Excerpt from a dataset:
------------------------------

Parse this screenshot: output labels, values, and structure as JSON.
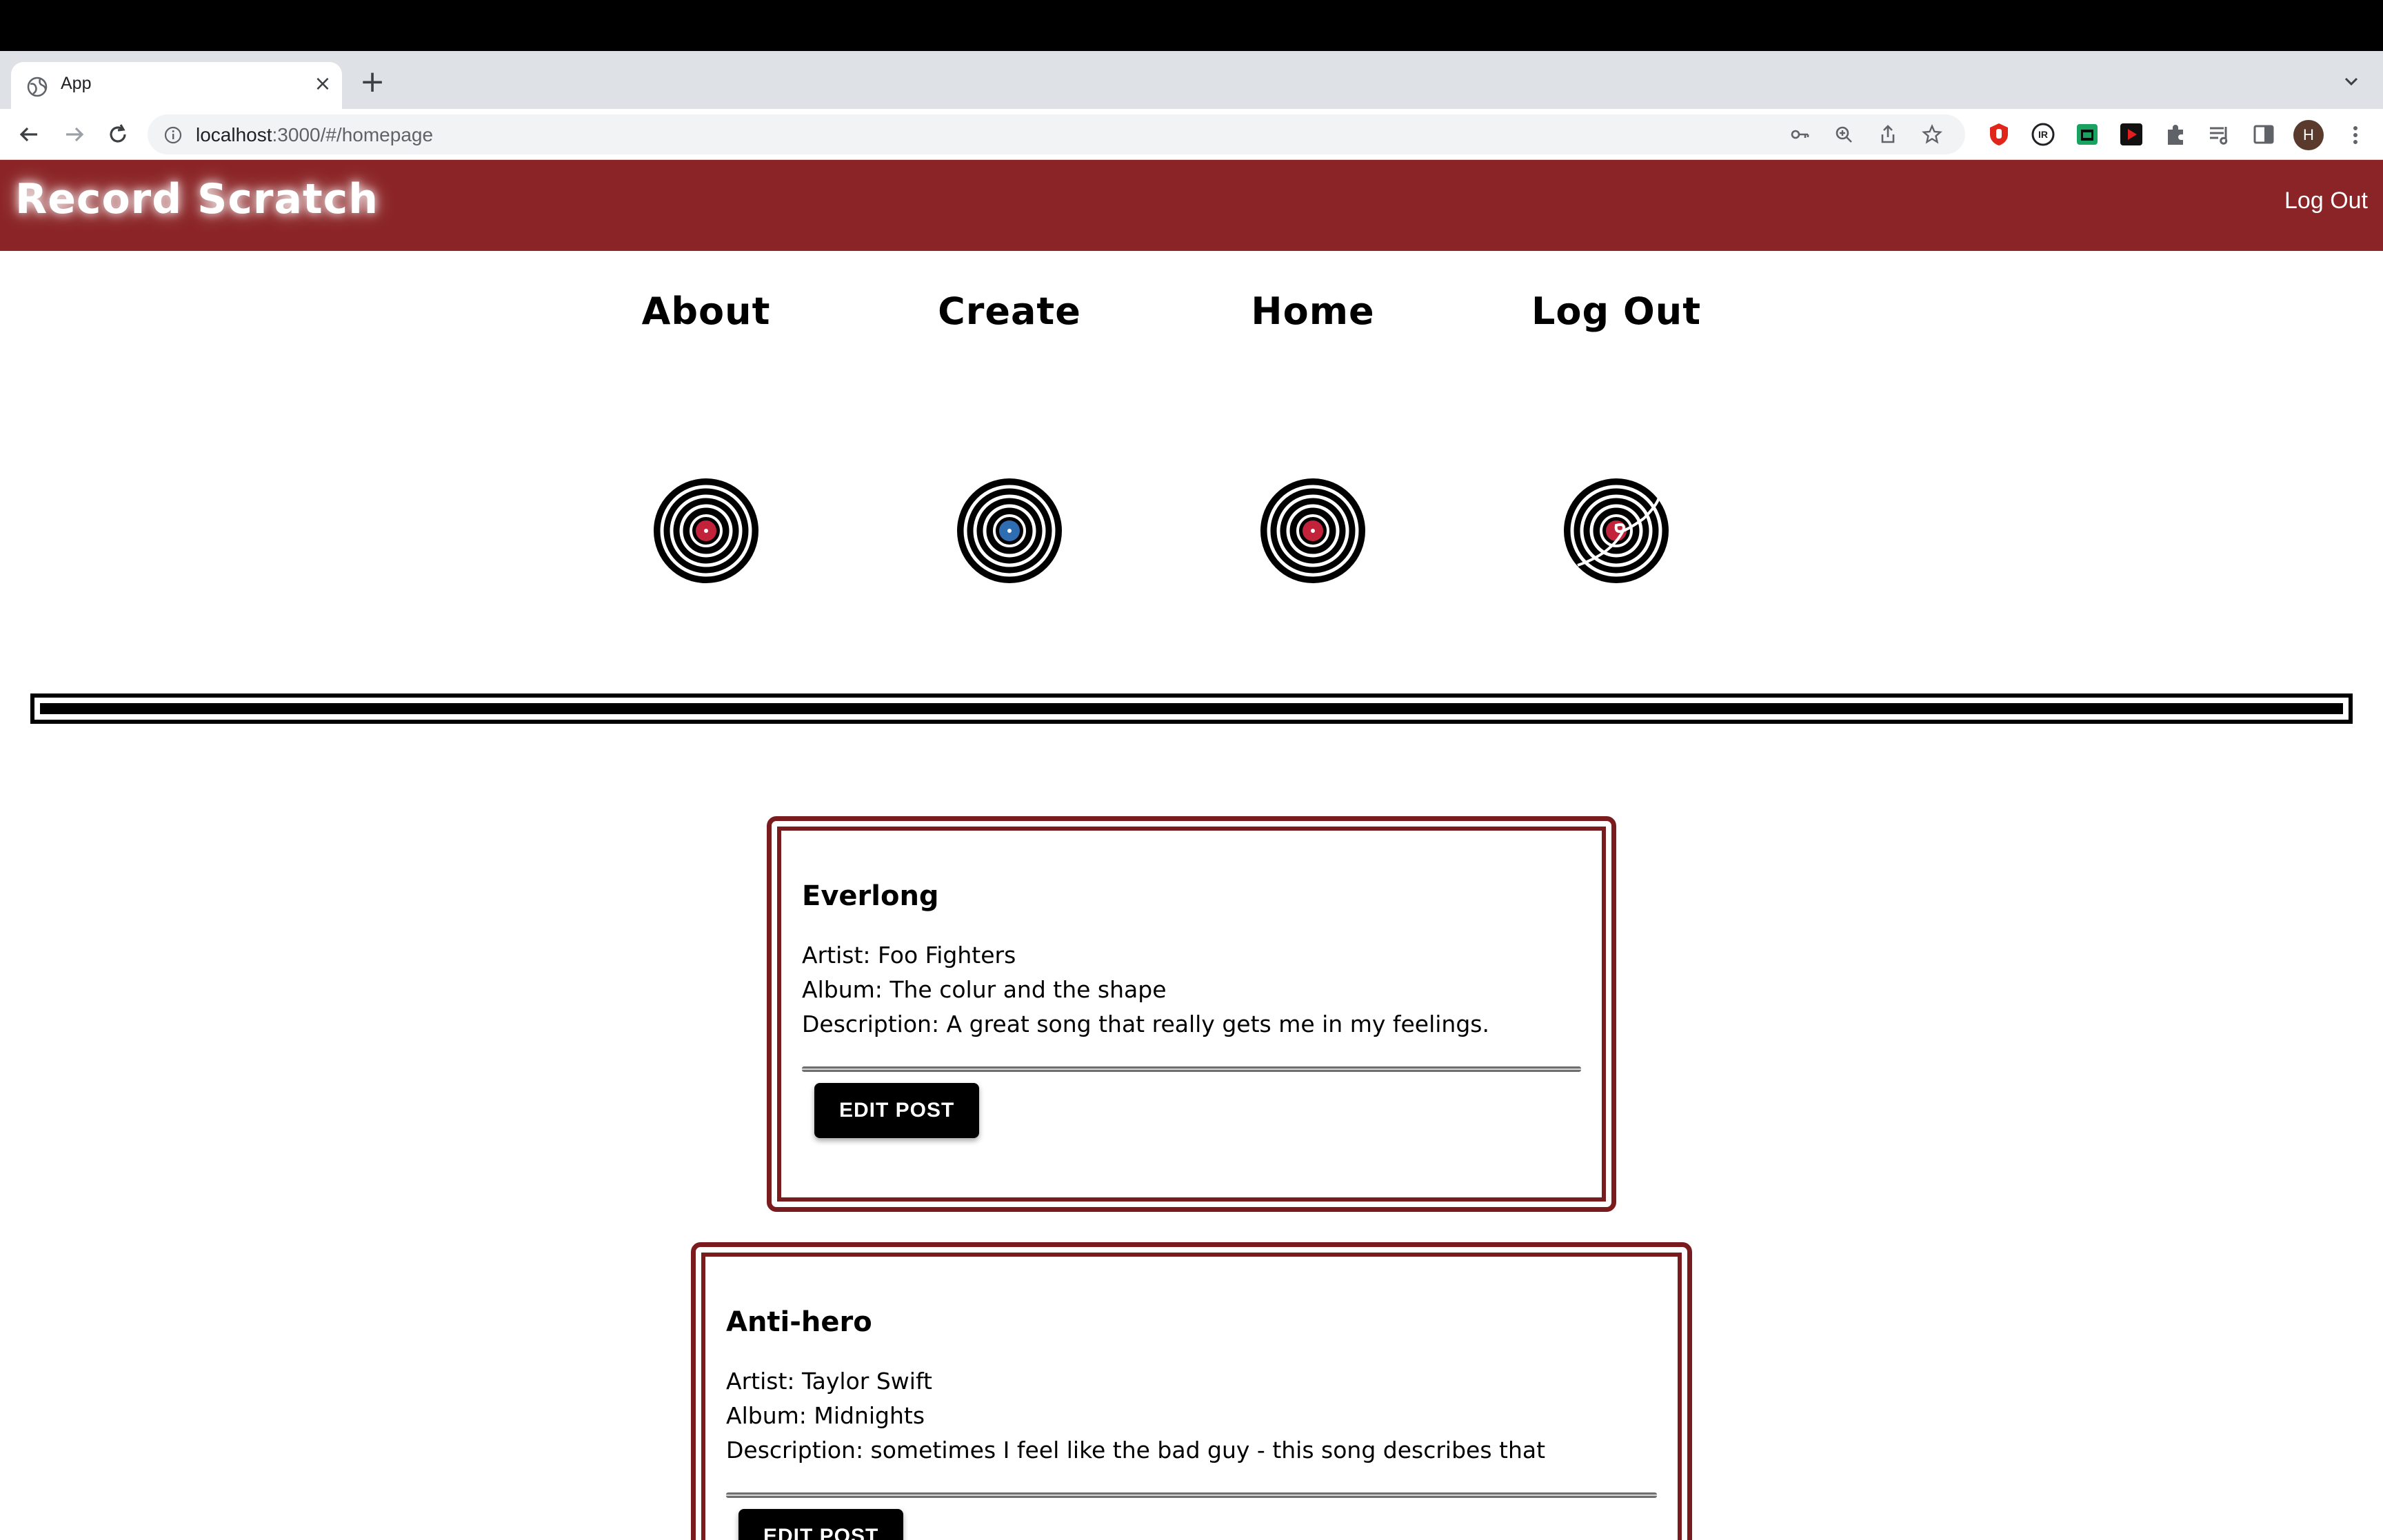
{
  "browser": {
    "tab_title": "App",
    "tab_close": "×",
    "new_tab": "+",
    "url_host": "localhost",
    "url_path": ":3000/#/homepage",
    "avatar_letter": "H"
  },
  "header": {
    "brand": "Record Scratch",
    "logout": "Log Out",
    "color": "#8b2426"
  },
  "nav": {
    "items": [
      {
        "label": "About",
        "record_center": "#c2233a"
      },
      {
        "label": "Create",
        "record_center": "#2f6db3"
      },
      {
        "label": "Home",
        "record_center": "#c2233a"
      },
      {
        "label": "Log Out",
        "record_center": "#c2233a",
        "scratched": true
      }
    ]
  },
  "posts": [
    {
      "title": "Everlong",
      "artist": "Artist: Foo Fighters",
      "album": "Album: The colur and the shape",
      "description": "Description: A great song that really gets me in my feelings.",
      "button": "EDIT POST"
    },
    {
      "title": "Anti-hero",
      "artist": "Artist: Taylor Swift",
      "album": "Album: Midnights",
      "description": "Description: sometimes I feel like the bad guy - this song describes that",
      "button": "EDIT POST"
    }
  ]
}
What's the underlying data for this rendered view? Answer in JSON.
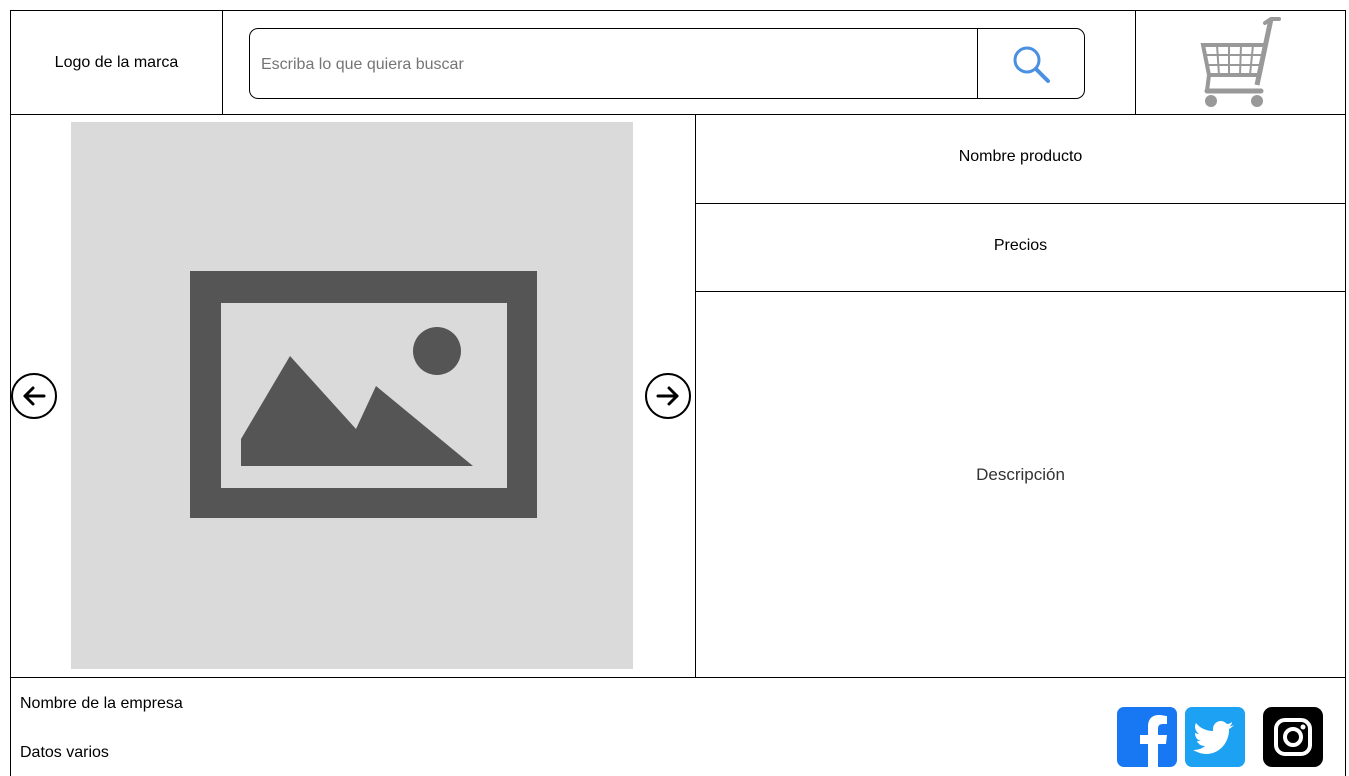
{
  "header": {
    "logo_text": "Logo de la marca",
    "search": {
      "placeholder": "Escriba lo que quiera buscar",
      "value": ""
    },
    "search_button_icon": "search-icon",
    "cart_icon": "shopping-cart-icon"
  },
  "gallery": {
    "image_icon": "image-placeholder-icon",
    "prev_icon": "arrow-left-icon",
    "next_icon": "arrow-right-icon"
  },
  "product": {
    "name_label": "Nombre producto",
    "price_label": "Precios",
    "description_label": "Descripción"
  },
  "footer": {
    "company_name": "Nombre de la empresa",
    "misc_data": "Datos varios",
    "social": [
      {
        "icon": "facebook-icon",
        "color": "#1877f2"
      },
      {
        "icon": "twitter-icon",
        "color": "#1da1f2"
      },
      {
        "icon": "instagram-icon",
        "color": "#000000"
      }
    ]
  },
  "colors": {
    "border": "#000000",
    "placeholder_bg": "#dadada",
    "placeholder_art": "#555555",
    "search_icon": "#4a90e2",
    "cart_icon": "#999999"
  }
}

------------------------------

Leaving all pictures aside, quote each record exactly.

__ANSWER TO THIS EXERCISE__.
Parse this screenshot: output labels, values, and structure as JSON.
{
  "browser": {
    "tab_title": "App",
    "tab_close": "×",
    "new_tab": "+",
    "url_host": "localhost",
    "url_path": ":3000/#/homepage",
    "avatar_letter": "H"
  },
  "header": {
    "brand": "Record Scratch",
    "logout": "Log Out",
    "color": "#8b2426"
  },
  "nav": {
    "items": [
      {
        "label": "About",
        "record_center": "#c2233a"
      },
      {
        "label": "Create",
        "record_center": "#2f6db3"
      },
      {
        "label": "Home",
        "record_center": "#c2233a"
      },
      {
        "label": "Log Out",
        "record_center": "#c2233a",
        "scratched": true
      }
    ]
  },
  "posts": [
    {
      "title": "Everlong",
      "artist": "Artist: Foo Fighters",
      "album": "Album: The colur and the shape",
      "description": "Description: A great song that really gets me in my feelings.",
      "button": "EDIT POST"
    },
    {
      "title": "Anti-hero",
      "artist": "Artist: Taylor Swift",
      "album": "Album: Midnights",
      "description": "Description: sometimes I feel like the bad guy - this song describes that",
      "button": "EDIT POST"
    }
  ]
}
What's the underlying data for this rendered view? Answer in JSON.
{
  "header": {
    "logo_text": "Logo de la marca",
    "search": {
      "placeholder": "Escriba lo que quiera buscar",
      "value": ""
    },
    "search_button_icon": "search-icon",
    "cart_icon": "shopping-cart-icon"
  },
  "gallery": {
    "image_icon": "image-placeholder-icon",
    "prev_icon": "arrow-left-icon",
    "next_icon": "arrow-right-icon"
  },
  "product": {
    "name_label": "Nombre producto",
    "price_label": "Precios",
    "description_label": "Descripción"
  },
  "footer": {
    "company_name": "Nombre de la empresa",
    "misc_data": "Datos varios",
    "social": [
      {
        "icon": "facebook-icon",
        "color": "#1877f2"
      },
      {
        "icon": "twitter-icon",
        "color": "#1da1f2"
      },
      {
        "icon": "instagram-icon",
        "color": "#000000"
      }
    ]
  },
  "colors": {
    "border": "#000000",
    "placeholder_bg": "#dadada",
    "placeholder_art": "#555555",
    "search_icon": "#4a90e2",
    "cart_icon": "#999999"
  }
}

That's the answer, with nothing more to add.